[start Provided data]
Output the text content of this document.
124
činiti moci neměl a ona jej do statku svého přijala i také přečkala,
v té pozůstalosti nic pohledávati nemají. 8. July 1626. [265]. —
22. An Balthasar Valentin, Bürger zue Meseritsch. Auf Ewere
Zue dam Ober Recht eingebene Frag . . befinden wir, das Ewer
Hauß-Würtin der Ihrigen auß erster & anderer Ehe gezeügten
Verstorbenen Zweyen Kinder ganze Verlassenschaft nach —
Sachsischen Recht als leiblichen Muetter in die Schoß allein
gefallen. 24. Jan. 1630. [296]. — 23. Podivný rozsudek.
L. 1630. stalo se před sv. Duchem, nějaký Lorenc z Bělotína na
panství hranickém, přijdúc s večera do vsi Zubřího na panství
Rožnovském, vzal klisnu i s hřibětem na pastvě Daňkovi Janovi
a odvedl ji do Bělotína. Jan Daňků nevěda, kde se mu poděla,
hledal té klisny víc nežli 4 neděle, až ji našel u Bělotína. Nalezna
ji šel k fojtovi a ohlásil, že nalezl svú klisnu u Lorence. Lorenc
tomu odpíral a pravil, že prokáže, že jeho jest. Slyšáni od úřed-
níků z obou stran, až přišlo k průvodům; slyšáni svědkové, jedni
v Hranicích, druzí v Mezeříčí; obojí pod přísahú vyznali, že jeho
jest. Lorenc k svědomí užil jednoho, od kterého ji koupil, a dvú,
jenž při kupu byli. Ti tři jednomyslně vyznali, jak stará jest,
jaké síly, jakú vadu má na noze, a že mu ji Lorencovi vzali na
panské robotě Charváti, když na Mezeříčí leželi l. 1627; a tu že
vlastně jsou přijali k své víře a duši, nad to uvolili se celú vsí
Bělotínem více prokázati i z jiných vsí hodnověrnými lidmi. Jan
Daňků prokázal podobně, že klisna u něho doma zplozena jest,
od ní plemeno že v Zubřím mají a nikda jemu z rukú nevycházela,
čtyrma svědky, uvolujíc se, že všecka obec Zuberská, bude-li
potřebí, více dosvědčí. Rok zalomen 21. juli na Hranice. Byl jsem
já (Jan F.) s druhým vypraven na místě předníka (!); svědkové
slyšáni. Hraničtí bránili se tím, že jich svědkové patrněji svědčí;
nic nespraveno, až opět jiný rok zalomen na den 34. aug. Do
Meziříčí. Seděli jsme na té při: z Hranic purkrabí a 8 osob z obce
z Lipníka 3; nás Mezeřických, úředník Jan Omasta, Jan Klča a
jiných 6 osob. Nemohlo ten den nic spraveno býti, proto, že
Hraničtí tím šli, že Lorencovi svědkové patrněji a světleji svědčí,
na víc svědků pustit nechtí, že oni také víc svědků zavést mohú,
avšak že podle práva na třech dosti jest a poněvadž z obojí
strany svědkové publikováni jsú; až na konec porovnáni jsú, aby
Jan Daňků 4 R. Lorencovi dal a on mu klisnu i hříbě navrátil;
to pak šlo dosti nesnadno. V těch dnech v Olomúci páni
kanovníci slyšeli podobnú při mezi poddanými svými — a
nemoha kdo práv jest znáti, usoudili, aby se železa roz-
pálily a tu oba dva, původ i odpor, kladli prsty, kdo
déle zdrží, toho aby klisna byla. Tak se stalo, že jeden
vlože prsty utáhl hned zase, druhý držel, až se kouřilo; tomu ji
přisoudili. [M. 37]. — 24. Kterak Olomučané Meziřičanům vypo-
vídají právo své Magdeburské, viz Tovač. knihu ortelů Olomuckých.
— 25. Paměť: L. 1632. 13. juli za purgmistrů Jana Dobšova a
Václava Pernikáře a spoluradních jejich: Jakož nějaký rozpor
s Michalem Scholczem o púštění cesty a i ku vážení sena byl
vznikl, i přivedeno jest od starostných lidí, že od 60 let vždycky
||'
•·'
[end Provided data]
Goal: Write out all of the records once more, exactly.

Exercise answer:
Output the text content of this document.
124
činiti moci neměl a ona jej do statku svého přijala i také přečkala,
v té pozůstalosti nic pohledávati nemají. 8. July 1626. [265]. —
22. An Balthasar Valentin, Bürger zue Meseritsch. Auf Ewere
Zue dam Ober Recht eingebene Frag . . befinden wir, das Ewer
Hauß-Würtin der Ihrigen auß erster & anderer Ehe gezeügten
Verstorbenen Zweyen Kinder ganze Verlassenschaft nach —
Sachsischen Recht als leiblichen Muetter in die Schoß allein
gefallen. 24. Jan. 1630. [296]. — 23. Podivný rozsudek.
L. 1630. stalo se před sv. Duchem, nějaký Lorenc z Bělotína na
panství hranickém, přijdúc s večera do vsi Zubřího na panství
Rožnovském, vzal klisnu i s hřibětem na pastvě Daňkovi Janovi
a odvedl ji do Bělotína. Jan Daňků nevěda, kde se mu poděla,
hledal té klisny víc nežli 4 neděle, až ji našel u Bělotína. Nalezna
ji šel k fojtovi a ohlásil, že nalezl svú klisnu u Lorence. Lorenc
tomu odpíral a pravil, že prokáže, že jeho jest. Slyšáni od úřed-
níků z obou stran, až přišlo k průvodům; slyšáni svědkové, jedni
v Hranicích, druzí v Mezeříčí; obojí pod přísahú vyznali, že jeho
jest. Lorenc k svědomí užil jednoho, od kterého ji koupil, a dvú,
jenž při kupu byli. Ti tři jednomyslně vyznali, jak stará jest,
jaké síly, jakú vadu má na noze, a že mu ji Lorencovi vzali na
panské robotě Charváti, když na Mezeříčí leželi l. 1627; a tu že
vlastně jsou přijali k své víře a duši, nad to uvolili se celú vsí
Bělotínem více prokázati i z jiných vsí hodnověrnými lidmi. Jan
Daňků prokázal podobně, že klisna u něho doma zplozena jest,
od ní plemeno že v Zubřím mají a nikda jemu z rukú nevycházela,
čtyrma svědky, uvolujíc se, že všecka obec Zuberská, bude-li
potřebí, více dosvědčí. Rok zalomen 21. juli na Hranice. Byl jsem
já (Jan F.) s druhým vypraven na místě předníka (!); svědkové
slyšáni. Hraničtí bránili se tím, že jich svědkové patrněji svědčí;
nic nespraveno, až opět jiný rok zalomen na den 34. aug. Do
Meziříčí. Seděli jsme na té při: z Hranic purkrabí a 8 osob z obce
z Lipníka 3; nás Mezeřických, úředník Jan Omasta, Jan Klča a
jiných 6 osob. Nemohlo ten den nic spraveno býti, proto, že
Hraničtí tím šli, že Lorencovi svědkové patrněji a světleji svědčí,
na víc svědků pustit nechtí, že oni také víc svědků zavést mohú,
avšak že podle práva na třech dosti jest a poněvadž z obojí
strany svědkové publikováni jsú; až na konec porovnáni jsú, aby
Jan Daňků 4 R. Lorencovi dal a on mu klisnu i hříbě navrátil;
to pak šlo dosti nesnadno. V těch dnech v Olomúci páni
kanovníci slyšeli podobnú při mezi poddanými svými — a
nemoha kdo práv jest znáti, usoudili, aby se železa roz-
pálily a tu oba dva, původ i odpor, kladli prsty, kdo
déle zdrží, toho aby klisna byla. Tak se stalo, že jeden
vlože prsty utáhl hned zase, druhý držel, až se kouřilo; tomu ji
přisoudili. [M. 37]. — 24. Kterak Olomučané Meziřičanům vypo-
vídají právo své Magdeburské, viz Tovač. knihu ortelů Olomuckých.
— 25. Paměť: L. 1632. 13. juli za purgmistrů Jana Dobšova a
Václava Pernikáře a spoluradních jejich: Jakož nějaký rozpor
s Michalem Scholczem o púštění cesty a i ku vážení sena byl
vznikl, i přivedeno jest od starostných lidí, že od 60 let vždycky
||'
•·'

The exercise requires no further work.